Exercise goal. Using the entries that follow, state how many lines contain the word "Temperature". The response is that number and nothing more.

---------- Provided records ----------

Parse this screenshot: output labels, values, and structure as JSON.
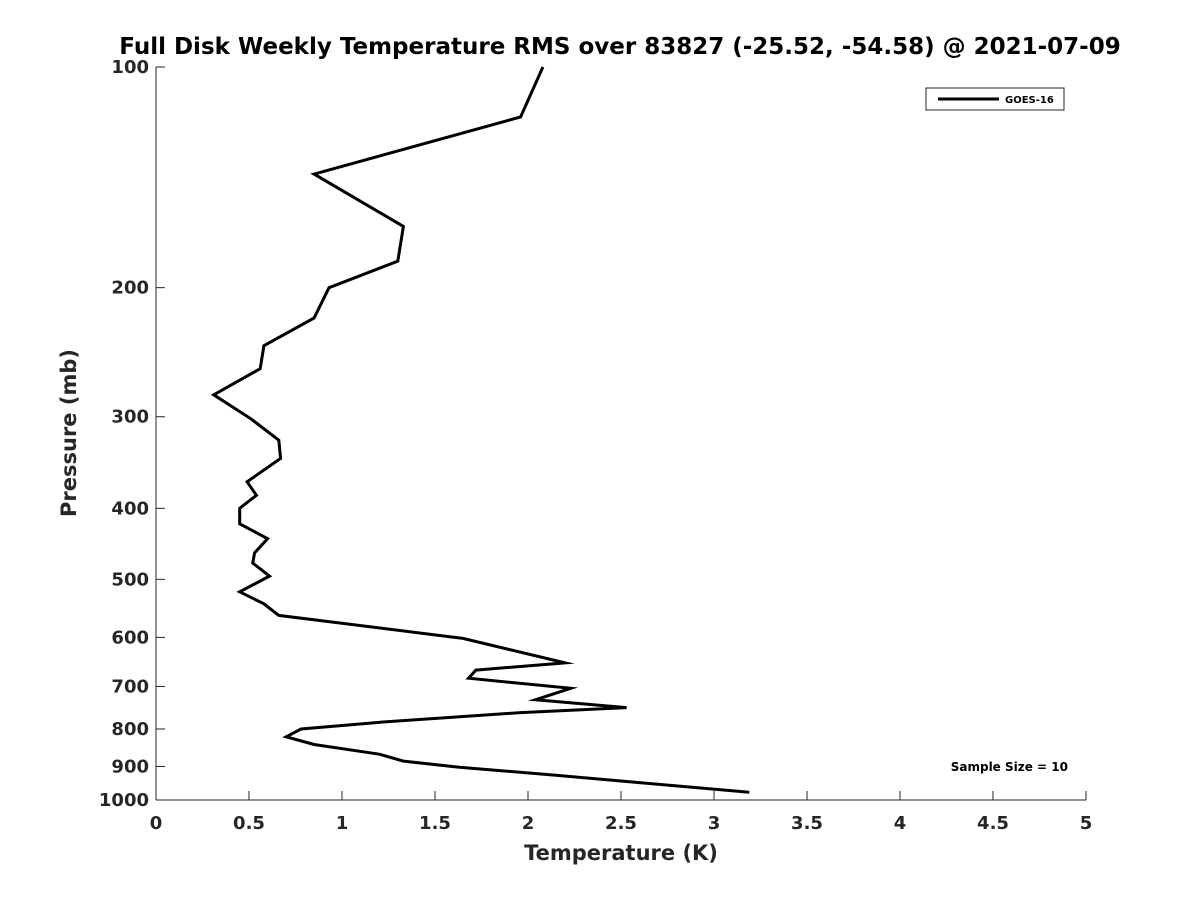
{
  "chart_data": {
    "type": "line",
    "title": "Full Disk Weekly Temperature RMS over 83827 (-25.52, -54.58) @ 2021-07-09",
    "xlabel": "Temperature (K)",
    "ylabel": "Pressure (mb)",
    "xlim": [
      0,
      5
    ],
    "ylim": [
      100,
      1000
    ],
    "yscale": "log",
    "yreversed": true,
    "x_ticks": [
      0,
      0.5,
      1,
      1.5,
      2,
      2.5,
      3,
      3.5,
      4,
      4.5,
      5
    ],
    "x_tick_labels": [
      "0",
      "0.5",
      "1",
      "1.5",
      "2",
      "2.5",
      "3",
      "3.5",
      "4",
      "4.5",
      "5"
    ],
    "y_ticks": [
      100,
      200,
      300,
      400,
      500,
      600,
      700,
      800,
      900,
      1000
    ],
    "y_tick_labels": [
      "100",
      "200",
      "300",
      "400",
      "500",
      "600",
      "700",
      "800",
      "900",
      "1000"
    ],
    "grid": false,
    "legend_position": "top-right",
    "annotation": "Sample Size = 10",
    "series": [
      {
        "name": "GOES-16",
        "color": "#000000",
        "x": [
          2.08,
          1.96,
          0.85,
          1.33,
          1.3,
          0.93,
          0.85,
          0.58,
          0.56,
          0.31,
          0.51,
          0.66,
          0.67,
          0.49,
          0.54,
          0.45,
          0.45,
          0.6,
          0.53,
          0.52,
          0.61,
          0.45,
          0.58,
          0.66,
          1.65,
          2.2,
          1.72,
          1.68,
          2.23,
          2.04,
          2.53,
          1.96,
          1.24,
          0.78,
          0.7,
          0.85,
          1.2,
          1.33,
          1.63,
          2.15,
          2.56,
          3.19
        ],
        "y": [
          100,
          117,
          140,
          165,
          184,
          200,
          220,
          240,
          258,
          280,
          302,
          323,
          342,
          368,
          384,
          400,
          420,
          440,
          460,
          475,
          495,
          520,
          540,
          560,
          602,
          650,
          665,
          682,
          704,
          730,
          748,
          760,
          782,
          800,
          820,
          840,
          866,
          885,
          902,
          925,
          945,
          976
        ]
      }
    ]
  }
}
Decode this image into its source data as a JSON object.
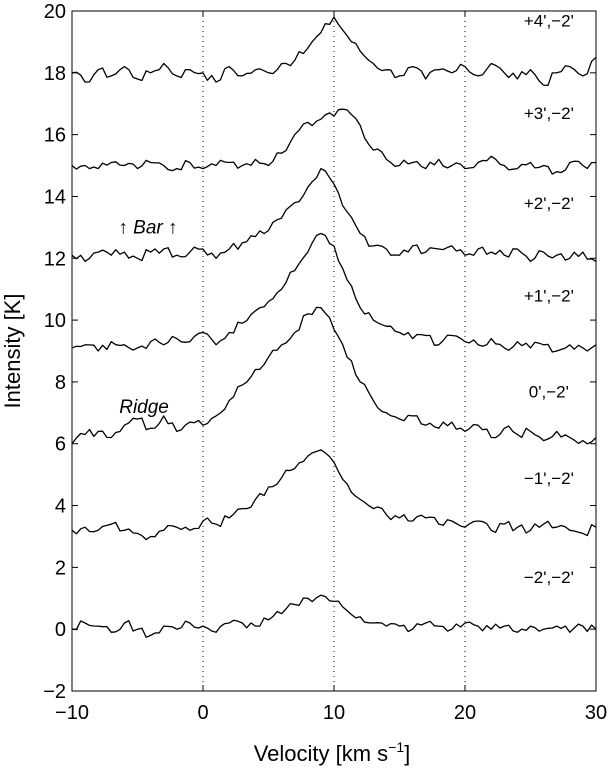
{
  "chart_data": {
    "type": "line",
    "xlabel": "Velocity [km s",
    "xlabel_exp": "−1",
    "xlabel_close": "]",
    "ylabel": "Intensity [K]",
    "xlim": [
      -10,
      30
    ],
    "ylim": [
      -2,
      20
    ],
    "x_ticks": [
      -10,
      0,
      10,
      20,
      30
    ],
    "x_tick_labels": [
      "−10",
      "0",
      "10",
      "20",
      "30"
    ],
    "y_ticks": [
      -2,
      0,
      2,
      4,
      6,
      8,
      10,
      12,
      14,
      16,
      18,
      20
    ],
    "y_tick_labels": [
      "−2",
      "0",
      "2",
      "4",
      "6",
      "8",
      "10",
      "12",
      "14",
      "16",
      "18",
      "20"
    ],
    "reference_lines_x": [
      0,
      10,
      20
    ],
    "grid": false,
    "line_color": "#000000",
    "x": [
      -10,
      -9,
      -8,
      -7,
      -6,
      -5,
      -4,
      -3,
      -2,
      -1,
      0,
      1,
      2,
      3,
      4,
      5,
      6,
      7,
      8,
      9,
      10,
      11,
      12,
      13,
      14,
      15,
      16,
      17,
      18,
      19,
      20,
      21,
      22,
      23,
      24,
      25,
      26,
      27,
      28,
      29,
      30
    ],
    "series": [
      {
        "label": "+4',−2'",
        "values": [
          18.0,
          17.7,
          18.1,
          17.9,
          18.2,
          17.8,
          18.0,
          18.3,
          17.9,
          18.1,
          18.0,
          17.7,
          18.2,
          17.9,
          18.1,
          18.0,
          18.3,
          18.4,
          18.8,
          19.3,
          19.8,
          19.2,
          18.7,
          18.3,
          18.1,
          17.9,
          18.2,
          17.8,
          18.1,
          18.0,
          18.2,
          17.9,
          18.3,
          18.0,
          17.8,
          18.1,
          17.6,
          18.0,
          18.2,
          17.9,
          18.5
        ]
      },
      {
        "label": "+3',−2'",
        "values": [
          15.0,
          15.0,
          14.9,
          15.1,
          15.0,
          14.9,
          15.1,
          15.0,
          14.9,
          15.1,
          14.9,
          15.0,
          15.1,
          15.0,
          15.2,
          15.0,
          15.4,
          16.0,
          16.4,
          16.5,
          16.6,
          16.8,
          16.3,
          15.5,
          15.2,
          15.0,
          15.1,
          14.9,
          15.2,
          15.0,
          14.9,
          15.1,
          15.3,
          15.0,
          14.9,
          15.1,
          15.0,
          14.8,
          15.1,
          15.0,
          15.1
        ]
      },
      {
        "label": "+2',−2'",
        "values": [
          12.1,
          11.9,
          12.2,
          12.1,
          12.2,
          12.0,
          12.2,
          12.3,
          12.1,
          12.2,
          12.3,
          12.0,
          12.3,
          12.5,
          12.7,
          12.9,
          13.3,
          13.8,
          14.3,
          14.9,
          14.4,
          13.5,
          12.8,
          12.4,
          12.3,
          12.1,
          12.4,
          12.2,
          12.3,
          12.4,
          12.1,
          12.3,
          12.2,
          12.1,
          12.3,
          11.9,
          12.2,
          12.1,
          12.0,
          12.2,
          11.9
        ]
      },
      {
        "label": "+1',−2'",
        "values": [
          9.1,
          9.2,
          9.0,
          9.3,
          9.2,
          9.1,
          9.3,
          9.2,
          9.4,
          9.3,
          9.6,
          9.2,
          9.6,
          9.9,
          10.3,
          10.6,
          11.0,
          11.6,
          12.2,
          12.8,
          12.4,
          11.3,
          10.4,
          10.0,
          9.8,
          9.6,
          9.4,
          9.5,
          9.2,
          9.5,
          9.3,
          9.2,
          9.4,
          9.1,
          9.3,
          9.1,
          9.2,
          9.0,
          9.2,
          9.1,
          9.2
        ]
      },
      {
        "label": "0',−2'",
        "values": [
          6.0,
          6.3,
          6.4,
          6.2,
          6.6,
          6.8,
          6.5,
          6.9,
          6.4,
          6.7,
          6.6,
          6.9,
          7.4,
          7.9,
          8.4,
          8.8,
          9.2,
          9.6,
          10.2,
          10.4,
          9.7,
          8.8,
          8.0,
          7.4,
          7.0,
          6.8,
          6.9,
          6.6,
          6.5,
          6.7,
          6.4,
          6.6,
          6.2,
          6.5,
          6.3,
          6.4,
          6.1,
          6.4,
          6.2,
          6.1,
          6.2
        ]
      },
      {
        "label": "−1',−2'",
        "values": [
          3.2,
          3.3,
          3.2,
          3.4,
          3.2,
          3.1,
          3.0,
          3.2,
          3.3,
          3.2,
          3.5,
          3.4,
          3.6,
          3.9,
          4.2,
          4.6,
          4.9,
          5.2,
          5.6,
          5.8,
          5.4,
          4.7,
          4.2,
          3.9,
          3.7,
          3.6,
          3.5,
          3.6,
          3.4,
          3.5,
          3.3,
          3.5,
          3.2,
          3.4,
          3.3,
          3.2,
          3.4,
          3.3,
          3.2,
          3.1,
          3.3
        ]
      },
      {
        "label": "−2',−2'",
        "values": [
          0.0,
          0.2,
          0.1,
          -0.1,
          0.2,
          0.0,
          -0.2,
          0.1,
          0.0,
          0.2,
          0.1,
          -0.1,
          0.2,
          0.2,
          0.1,
          0.3,
          0.5,
          0.8,
          1.0,
          1.1,
          0.9,
          0.6,
          0.4,
          0.2,
          0.1,
          0.1,
          0.0,
          0.2,
          0.1,
          0.0,
          0.2,
          0.1,
          0.0,
          0.1,
          -0.1,
          0.1,
          0.0,
          0.1,
          -0.1,
          0.1,
          0.0
        ]
      }
    ],
    "annotations": [
      {
        "text": "↑ Bar ↑",
        "x": -4.2,
        "y": 12.8
      },
      {
        "text": "Ridge",
        "x": -4.5,
        "y": 7.0
      }
    ]
  }
}
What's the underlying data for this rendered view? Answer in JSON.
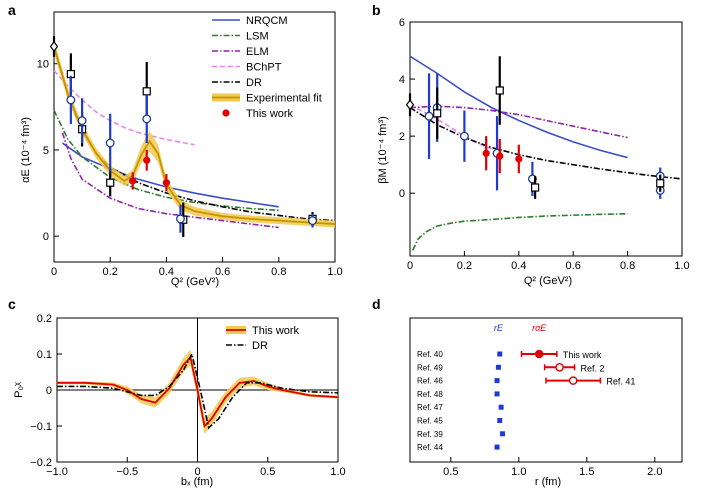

----------

Solved exercise. 2